What is asked:
Search the material below for the word "NanamiAdmin" and copy every line in which it occurs.

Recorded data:
════════════════════

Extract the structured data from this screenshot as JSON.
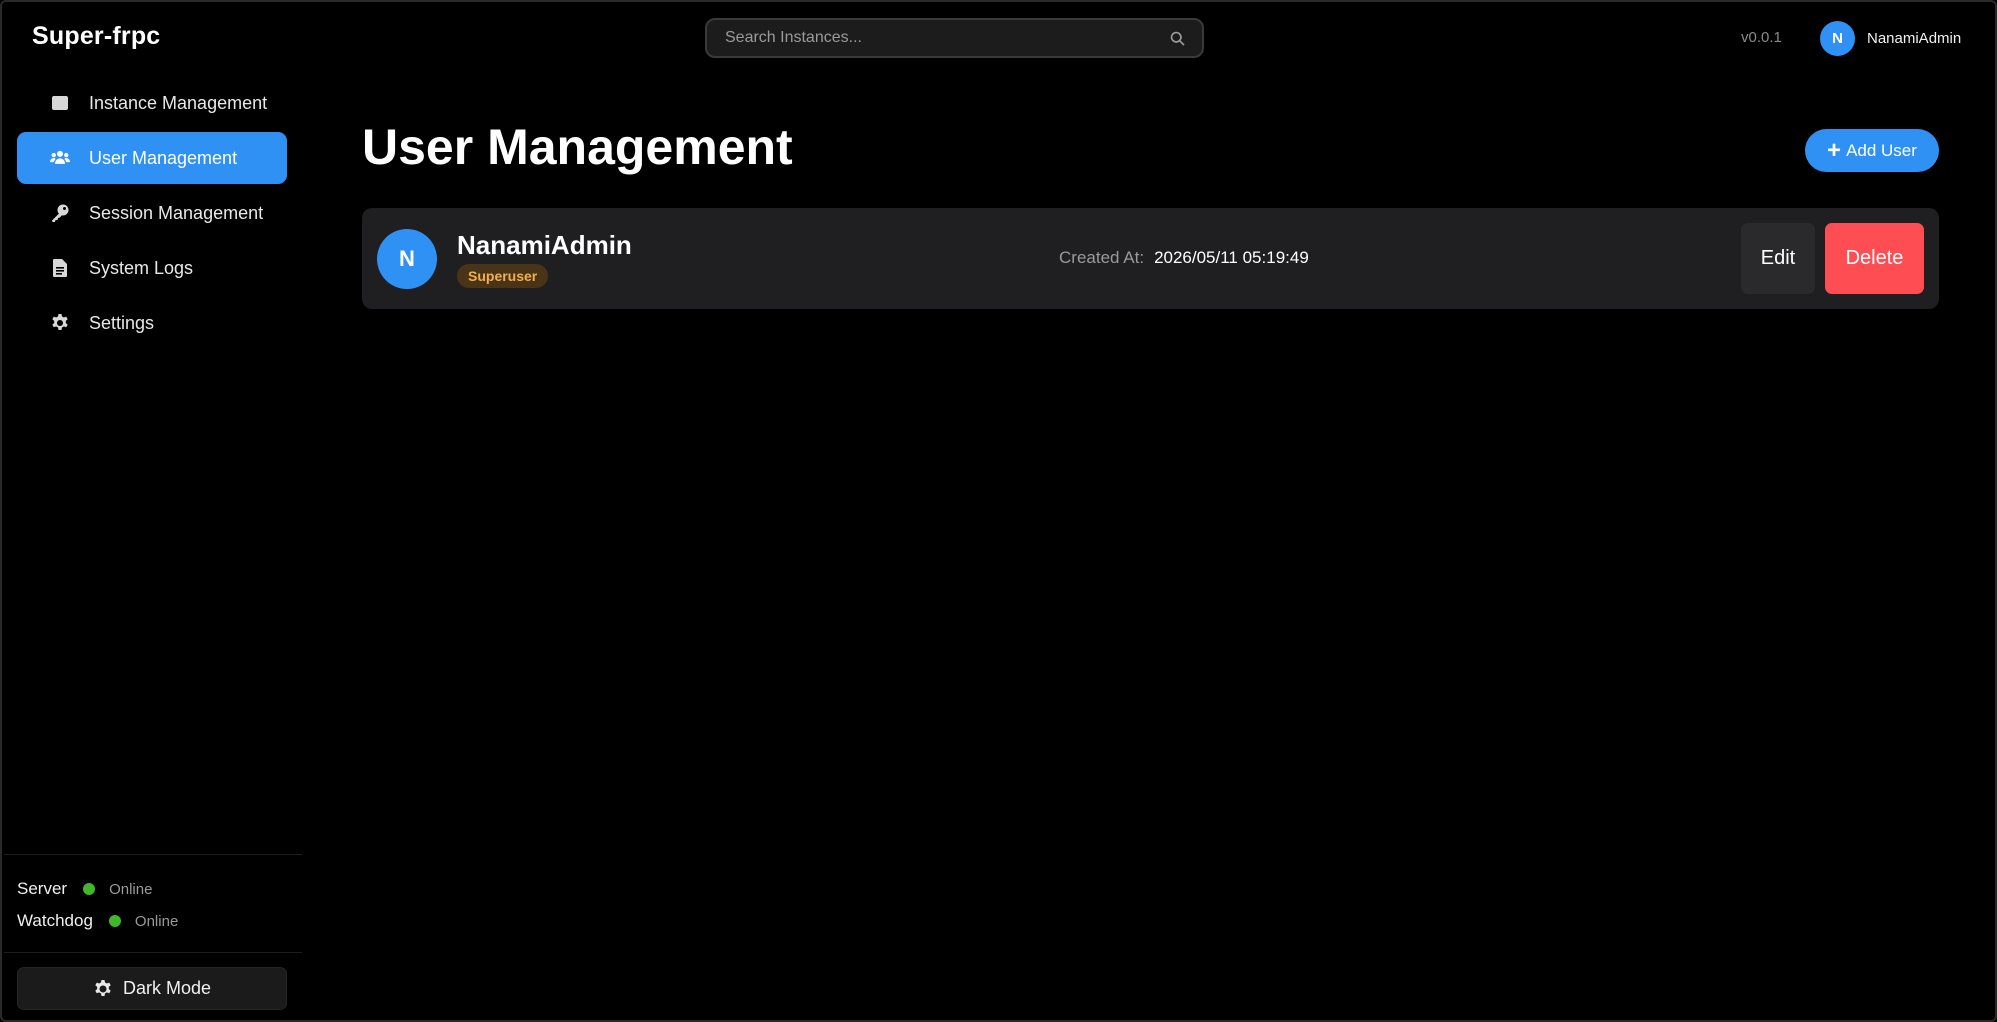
{
  "app": {
    "brand": "Super-frpc"
  },
  "header": {
    "search_placeholder": "Search Instances...",
    "version": "v0.0.1",
    "user": {
      "initial": "N",
      "name": "NanamiAdmin"
    }
  },
  "sidebar": {
    "items": [
      {
        "label": "Instance Management",
        "icon": "database-icon",
        "active": false
      },
      {
        "label": "User Management",
        "icon": "users-icon",
        "active": true
      },
      {
        "label": "Session Management",
        "icon": "key-icon",
        "active": false
      },
      {
        "label": "System Logs",
        "icon": "file-text-icon",
        "active": false
      },
      {
        "label": "Settings",
        "icon": "gear-icon",
        "active": false
      }
    ],
    "status": [
      {
        "label": "Server",
        "value": "Online",
        "color": "#41b82a"
      },
      {
        "label": "Watchdog",
        "value": "Online",
        "color": "#41b82a"
      }
    ],
    "dark_mode_label": "Dark Mode"
  },
  "main": {
    "title": "User Management",
    "add_user_label": "Add User",
    "users": [
      {
        "initial": "N",
        "name": "NanamiAdmin",
        "role": "Superuser",
        "created_label": "Created At:",
        "created_value": "2026/05/11 05:19:49",
        "edit_label": "Edit",
        "delete_label": "Delete"
      }
    ]
  },
  "colors": {
    "accent": "#2f91f4",
    "danger": "#ff4d54",
    "badge_text": "#f2b04b",
    "online": "#41b82a"
  }
}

════════════════════

Result below:
      "name": "NanamiAdmin"
        "name": "NanamiAdmin",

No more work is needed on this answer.